=== Brief ===
Here are some records. Copy each one exactly.

Data records
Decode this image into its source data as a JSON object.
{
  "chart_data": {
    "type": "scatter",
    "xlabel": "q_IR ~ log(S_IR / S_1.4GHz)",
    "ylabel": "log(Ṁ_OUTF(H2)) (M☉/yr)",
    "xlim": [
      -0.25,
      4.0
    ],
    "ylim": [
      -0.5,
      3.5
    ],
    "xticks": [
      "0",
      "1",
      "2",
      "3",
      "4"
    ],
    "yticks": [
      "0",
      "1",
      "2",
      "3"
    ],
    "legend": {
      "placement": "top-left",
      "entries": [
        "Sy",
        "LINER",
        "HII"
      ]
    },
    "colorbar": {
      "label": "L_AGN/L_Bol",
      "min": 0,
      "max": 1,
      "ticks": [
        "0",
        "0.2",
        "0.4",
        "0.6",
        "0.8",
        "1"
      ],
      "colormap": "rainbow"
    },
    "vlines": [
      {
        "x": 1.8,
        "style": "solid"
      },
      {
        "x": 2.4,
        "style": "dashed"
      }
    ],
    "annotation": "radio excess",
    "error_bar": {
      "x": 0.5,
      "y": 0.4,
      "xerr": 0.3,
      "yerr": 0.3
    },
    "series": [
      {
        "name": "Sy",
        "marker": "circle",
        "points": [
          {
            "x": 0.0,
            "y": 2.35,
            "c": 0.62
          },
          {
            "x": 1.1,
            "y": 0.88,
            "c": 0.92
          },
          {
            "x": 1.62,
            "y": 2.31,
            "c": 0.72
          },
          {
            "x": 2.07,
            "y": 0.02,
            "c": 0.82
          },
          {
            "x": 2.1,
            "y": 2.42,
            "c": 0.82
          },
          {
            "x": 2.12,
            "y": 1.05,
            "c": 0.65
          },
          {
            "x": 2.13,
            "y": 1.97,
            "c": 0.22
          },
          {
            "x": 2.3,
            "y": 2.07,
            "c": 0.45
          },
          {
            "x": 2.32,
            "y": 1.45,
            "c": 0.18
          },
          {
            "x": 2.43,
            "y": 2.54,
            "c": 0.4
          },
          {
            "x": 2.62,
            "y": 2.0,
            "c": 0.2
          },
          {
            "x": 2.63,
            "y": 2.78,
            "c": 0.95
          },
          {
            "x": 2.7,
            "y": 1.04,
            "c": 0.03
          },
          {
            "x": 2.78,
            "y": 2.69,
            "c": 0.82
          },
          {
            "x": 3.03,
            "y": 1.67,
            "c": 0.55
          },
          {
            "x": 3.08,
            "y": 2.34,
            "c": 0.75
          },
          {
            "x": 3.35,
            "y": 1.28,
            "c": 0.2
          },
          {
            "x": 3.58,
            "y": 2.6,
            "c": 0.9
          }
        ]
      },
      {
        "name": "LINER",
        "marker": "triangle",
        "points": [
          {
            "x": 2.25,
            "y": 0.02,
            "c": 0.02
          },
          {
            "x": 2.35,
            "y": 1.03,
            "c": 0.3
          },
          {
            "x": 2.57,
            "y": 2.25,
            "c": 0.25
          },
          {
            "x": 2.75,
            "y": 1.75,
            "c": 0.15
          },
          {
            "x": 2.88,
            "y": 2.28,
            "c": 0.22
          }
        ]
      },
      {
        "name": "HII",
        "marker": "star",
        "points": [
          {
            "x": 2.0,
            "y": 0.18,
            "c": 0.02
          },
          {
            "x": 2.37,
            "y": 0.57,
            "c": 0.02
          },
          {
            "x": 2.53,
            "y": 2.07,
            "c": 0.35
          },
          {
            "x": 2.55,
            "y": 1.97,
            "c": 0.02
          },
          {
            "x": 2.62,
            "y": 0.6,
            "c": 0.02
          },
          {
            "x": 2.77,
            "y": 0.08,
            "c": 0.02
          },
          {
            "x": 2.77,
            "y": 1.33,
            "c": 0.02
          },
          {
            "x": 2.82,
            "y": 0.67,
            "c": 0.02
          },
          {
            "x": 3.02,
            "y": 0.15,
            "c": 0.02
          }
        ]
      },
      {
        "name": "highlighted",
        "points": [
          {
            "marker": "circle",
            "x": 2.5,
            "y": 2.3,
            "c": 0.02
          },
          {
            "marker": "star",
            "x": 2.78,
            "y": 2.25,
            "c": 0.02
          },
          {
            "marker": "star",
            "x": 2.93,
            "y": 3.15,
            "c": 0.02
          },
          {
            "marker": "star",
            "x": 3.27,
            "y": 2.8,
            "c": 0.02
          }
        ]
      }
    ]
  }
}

=== Problem solution ===
Decode this image into its source data as a JSON object.
{
  "chart_data": {
    "type": "scatter",
    "xlabel": "q_IR ~ log(S_IR / S_1.4GHz)",
    "ylabel": "log(Ṁ_OUTF(H2)) (M☉/yr)",
    "xlim": [
      -0.25,
      4.0
    ],
    "ylim": [
      -0.5,
      3.5
    ],
    "xticks": [
      "0",
      "1",
      "2",
      "3",
      "4"
    ],
    "yticks": [
      "0",
      "1",
      "2",
      "3"
    ],
    "legend": {
      "placement": "top-left",
      "entries": [
        "Sy",
        "LINER",
        "HII"
      ]
    },
    "colorbar": {
      "label": "L_AGN/L_Bol",
      "min": 0,
      "max": 1,
      "ticks": [
        "0",
        "0.2",
        "0.4",
        "0.6",
        "0.8",
        "1"
      ],
      "colormap": "rainbow"
    },
    "vlines": [
      {
        "x": 1.8,
        "style": "solid"
      },
      {
        "x": 2.4,
        "style": "dashed"
      }
    ],
    "annotation": "radio excess",
    "error_bar": {
      "x": 0.5,
      "y": 0.4,
      "xerr": 0.3,
      "yerr": 0.3
    },
    "series": [
      {
        "name": "Sy",
        "marker": "circle",
        "points": [
          {
            "x": 0.0,
            "y": 2.35,
            "c": 0.62
          },
          {
            "x": 1.1,
            "y": 0.88,
            "c": 0.92
          },
          {
            "x": 1.62,
            "y": 2.31,
            "c": 0.72
          },
          {
            "x": 2.07,
            "y": 0.02,
            "c": 0.82
          },
          {
            "x": 2.1,
            "y": 2.42,
            "c": 0.82
          },
          {
            "x": 2.12,
            "y": 1.05,
            "c": 0.65
          },
          {
            "x": 2.13,
            "y": 1.97,
            "c": 0.22
          },
          {
            "x": 2.3,
            "y": 2.07,
            "c": 0.45
          },
          {
            "x": 2.32,
            "y": 1.45,
            "c": 0.18
          },
          {
            "x": 2.43,
            "y": 2.54,
            "c": 0.4
          },
          {
            "x": 2.62,
            "y": 2.0,
            "c": 0.2
          },
          {
            "x": 2.63,
            "y": 2.78,
            "c": 0.95
          },
          {
            "x": 2.7,
            "y": 1.04,
            "c": 0.03
          },
          {
            "x": 2.78,
            "y": 2.69,
            "c": 0.82
          },
          {
            "x": 3.03,
            "y": 1.67,
            "c": 0.55
          },
          {
            "x": 3.08,
            "y": 2.34,
            "c": 0.75
          },
          {
            "x": 3.35,
            "y": 1.28,
            "c": 0.2
          },
          {
            "x": 3.58,
            "y": 2.6,
            "c": 0.9
          }
        ]
      },
      {
        "name": "LINER",
        "marker": "triangle",
        "points": [
          {
            "x": 2.25,
            "y": 0.02,
            "c": 0.02
          },
          {
            "x": 2.35,
            "y": 1.03,
            "c": 0.3
          },
          {
            "x": 2.57,
            "y": 2.25,
            "c": 0.25
          },
          {
            "x": 2.75,
            "y": 1.75,
            "c": 0.15
          },
          {
            "x": 2.88,
            "y": 2.28,
            "c": 0.22
          }
        ]
      },
      {
        "name": "HII",
        "marker": "star",
        "points": [
          {
            "x": 2.0,
            "y": 0.18,
            "c": 0.02
          },
          {
            "x": 2.37,
            "y": 0.57,
            "c": 0.02
          },
          {
            "x": 2.53,
            "y": 2.07,
            "c": 0.35
          },
          {
            "x": 2.55,
            "y": 1.97,
            "c": 0.02
          },
          {
            "x": 2.62,
            "y": 0.6,
            "c": 0.02
          },
          {
            "x": 2.77,
            "y": 0.08,
            "c": 0.02
          },
          {
            "x": 2.77,
            "y": 1.33,
            "c": 0.02
          },
          {
            "x": 2.82,
            "y": 0.67,
            "c": 0.02
          },
          {
            "x": 3.02,
            "y": 0.15,
            "c": 0.02
          }
        ]
      },
      {
        "name": "highlighted",
        "points": [
          {
            "marker": "circle",
            "x": 2.5,
            "y": 2.3,
            "c": 0.02
          },
          {
            "marker": "star",
            "x": 2.78,
            "y": 2.25,
            "c": 0.02
          },
          {
            "marker": "star",
            "x": 2.93,
            "y": 3.15,
            "c": 0.02
          },
          {
            "marker": "star",
            "x": 3.27,
            "y": 2.8,
            "c": 0.02
          }
        ]
      }
    ]
  }
}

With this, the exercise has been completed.